### DATASET EXCERPTS
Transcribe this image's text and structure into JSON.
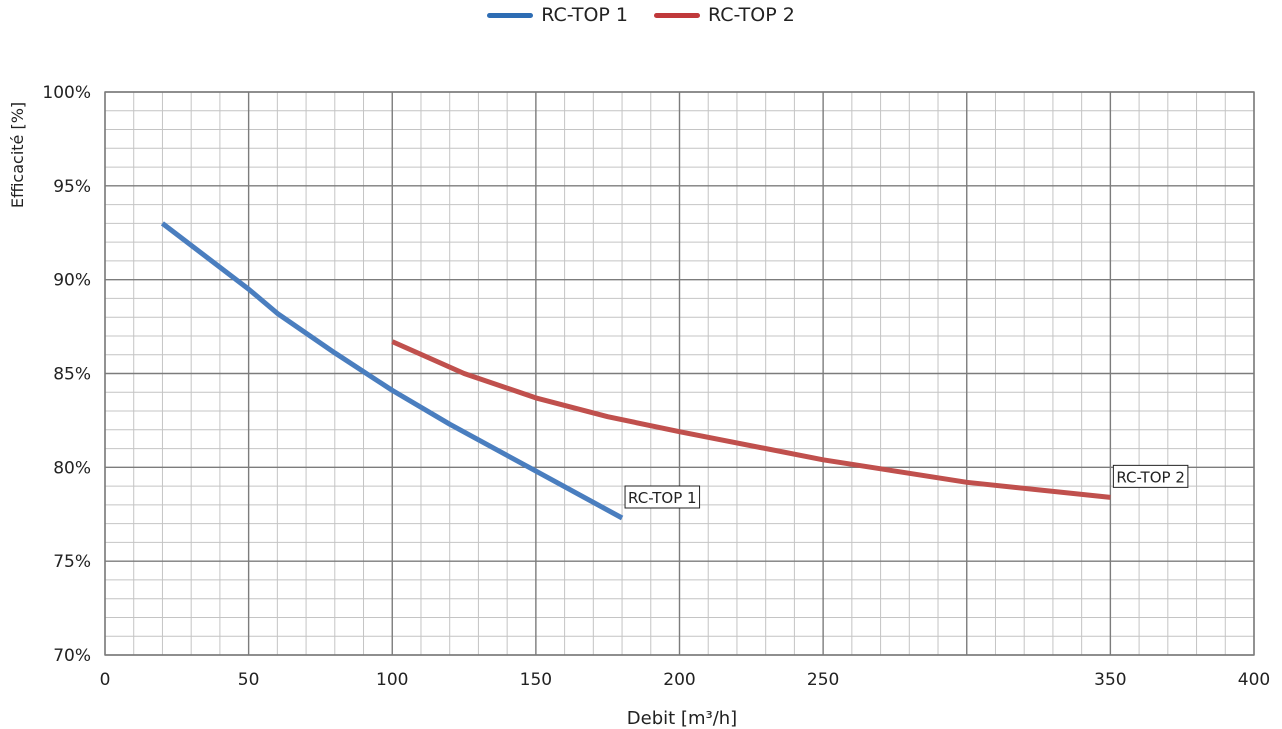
{
  "chart_data": {
    "type": "line",
    "xlabel": "Debit [m³/h]",
    "ylabel": "Efficacité [%]",
    "xlim": [
      0,
      400
    ],
    "ylim": [
      70,
      100
    ],
    "x_ticks": [
      "0",
      "50",
      "100",
      "150",
      "200",
      "250",
      "350",
      "400"
    ],
    "x_tick_values": [
      0,
      50,
      100,
      150,
      200,
      250,
      350,
      400
    ],
    "y_ticks": [
      "70%",
      "75%",
      "80%",
      "85%",
      "90%",
      "95%",
      "100%"
    ],
    "y_tick_values": [
      70,
      75,
      80,
      85,
      90,
      95,
      100
    ],
    "grid": true,
    "legend_position": "top-center",
    "series": [
      {
        "name": "RC-TOP 1",
        "color": "#4a7ebf",
        "label": "RC-TOP 1",
        "x": [
          20,
          50,
          60,
          80,
          100,
          120,
          150,
          180
        ],
        "y": [
          93.0,
          89.5,
          88.2,
          86.1,
          84.1,
          82.3,
          79.8,
          77.3
        ]
      },
      {
        "name": "RC-TOP 2",
        "color": "#c0504d",
        "label": "RC-TOP 2",
        "x": [
          100,
          125,
          150,
          175,
          200,
          250,
          300,
          350
        ],
        "y": [
          86.7,
          85.0,
          83.7,
          82.7,
          81.9,
          80.4,
          79.2,
          78.4
        ]
      }
    ]
  }
}
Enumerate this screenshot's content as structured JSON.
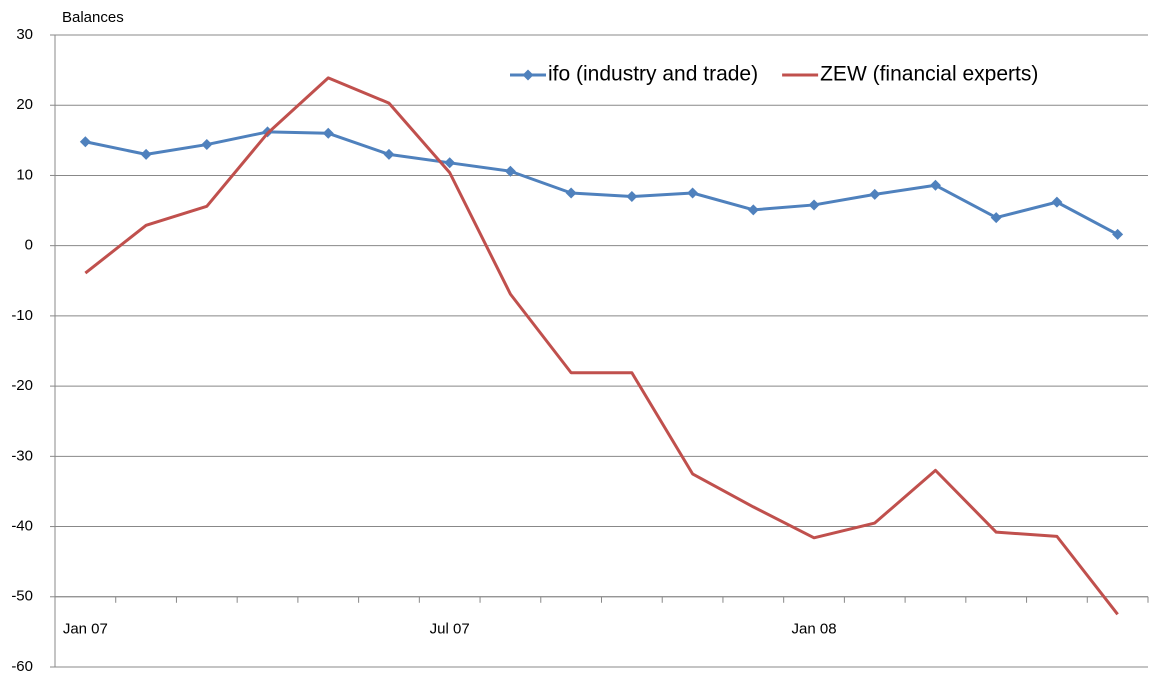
{
  "chart_data": {
    "type": "line",
    "y_axis_label": "Balances",
    "categories": [
      "Jan 07",
      null,
      null,
      null,
      null,
      null,
      "Jul 07",
      null,
      null,
      null,
      null,
      null,
      "Jan 08",
      null,
      null,
      null,
      null,
      null
    ],
    "series": [
      {
        "name": "ifo (industry and trade)",
        "color": "#4f81bd",
        "marker": "diamond",
        "values": [
          14.8,
          13.0,
          14.4,
          16.2,
          16.0,
          13.0,
          11.8,
          10.6,
          7.5,
          7.0,
          7.5,
          5.1,
          5.8,
          7.3,
          8.6,
          4.0,
          6.2,
          1.6
        ]
      },
      {
        "name": "ZEW (financial experts)",
        "color": "#c0504d",
        "marker": "none",
        "values": [
          -3.9,
          2.9,
          5.6,
          16.0,
          23.9,
          20.3,
          10.4,
          -6.9,
          -18.1,
          -18.1,
          -32.5,
          -37.2,
          -41.6,
          -39.5,
          -32.0,
          -40.8,
          -41.4,
          -52.5
        ]
      }
    ],
    "ylim": [
      -60,
      30
    ],
    "yticks": [
      -60,
      -50,
      -40,
      -30,
      -20,
      -10,
      0,
      10,
      20,
      30
    ],
    "x_axis_crosses": -50,
    "grid": true,
    "legend": "top-right"
  }
}
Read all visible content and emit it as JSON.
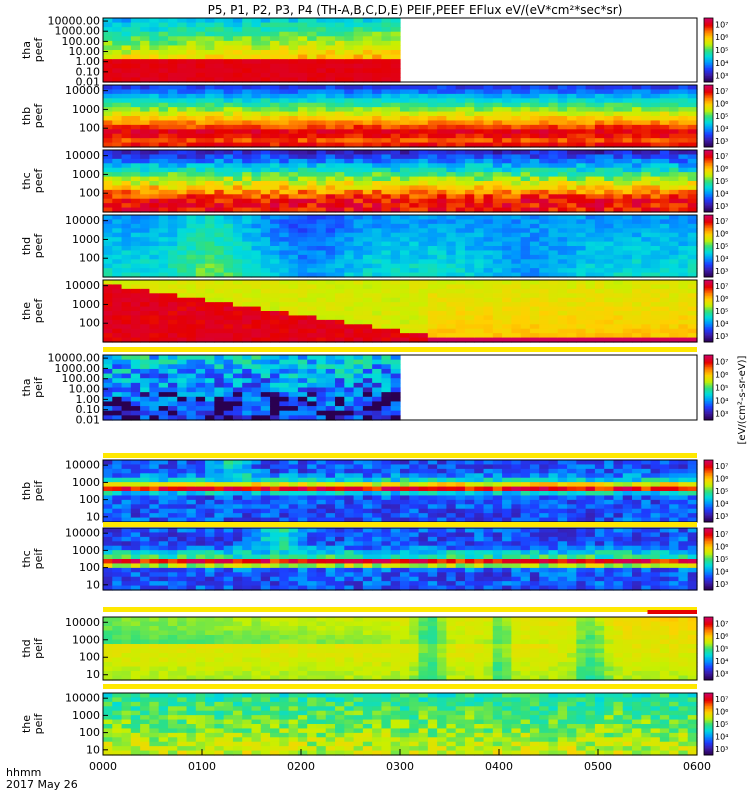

### WHAT IS REQUIRED
Return the records exactly. Don't carry the pictures over.

### COMPLETED EXERCISE
Transcribe this image's text and structure into JSON.
{
  "chart_data": {
    "type": "line",
    "xlabel": "Debit [m³/h]",
    "ylabel": "Efficacité [%]",
    "xlim": [
      0,
      400
    ],
    "ylim": [
      70,
      100
    ],
    "x_ticks": [
      "0",
      "50",
      "100",
      "150",
      "200",
      "250",
      "350",
      "400"
    ],
    "x_tick_values": [
      0,
      50,
      100,
      150,
      200,
      250,
      350,
      400
    ],
    "y_ticks": [
      "70%",
      "75%",
      "80%",
      "85%",
      "90%",
      "95%",
      "100%"
    ],
    "y_tick_values": [
      70,
      75,
      80,
      85,
      90,
      95,
      100
    ],
    "grid": true,
    "legend_position": "top-center",
    "series": [
      {
        "name": "RC-TOP 1",
        "color": "#4a7ebf",
        "label": "RC-TOP 1",
        "x": [
          20,
          50,
          60,
          80,
          100,
          120,
          150,
          180
        ],
        "y": [
          93.0,
          89.5,
          88.2,
          86.1,
          84.1,
          82.3,
          79.8,
          77.3
        ]
      },
      {
        "name": "RC-TOP 2",
        "color": "#c0504d",
        "label": "RC-TOP 2",
        "x": [
          100,
          125,
          150,
          175,
          200,
          250,
          300,
          350
        ],
        "y": [
          86.7,
          85.0,
          83.7,
          82.7,
          81.9,
          80.4,
          79.2,
          78.4
        ]
      }
    ]
  }
}
Enumerate this screenshot's content as structured JSON.
{
  "chart_data": {
    "type": "line",
    "y_axis_label": "Balances",
    "categories": [
      "Jan 07",
      null,
      null,
      null,
      null,
      null,
      "Jul 07",
      null,
      null,
      null,
      null,
      null,
      "Jan 08",
      null,
      null,
      null,
      null,
      null
    ],
    "series": [
      {
        "name": "ifo (industry and trade)",
        "color": "#4f81bd",
        "marker": "diamond",
        "values": [
          14.8,
          13.0,
          14.4,
          16.2,
          16.0,
          13.0,
          11.8,
          10.6,
          7.5,
          7.0,
          7.5,
          5.1,
          5.8,
          7.3,
          8.6,
          4.0,
          6.2,
          1.6
        ]
      },
      {
        "name": "ZEW (financial experts)",
        "color": "#c0504d",
        "marker": "none",
        "values": [
          -3.9,
          2.9,
          5.6,
          16.0,
          23.9,
          20.3,
          10.4,
          -6.9,
          -18.1,
          -18.1,
          -32.5,
          -37.2,
          -41.6,
          -39.5,
          -32.0,
          -40.8,
          -41.4,
          -52.5
        ]
      }
    ],
    "ylim": [
      -60,
      30
    ],
    "yticks": [
      -60,
      -50,
      -40,
      -30,
      -20,
      -10,
      0,
      10,
      20,
      30
    ],
    "x_axis_crosses": -50,
    "grid": true,
    "legend": "top-right"
  }
}
Read all visible content and emit it as JSON.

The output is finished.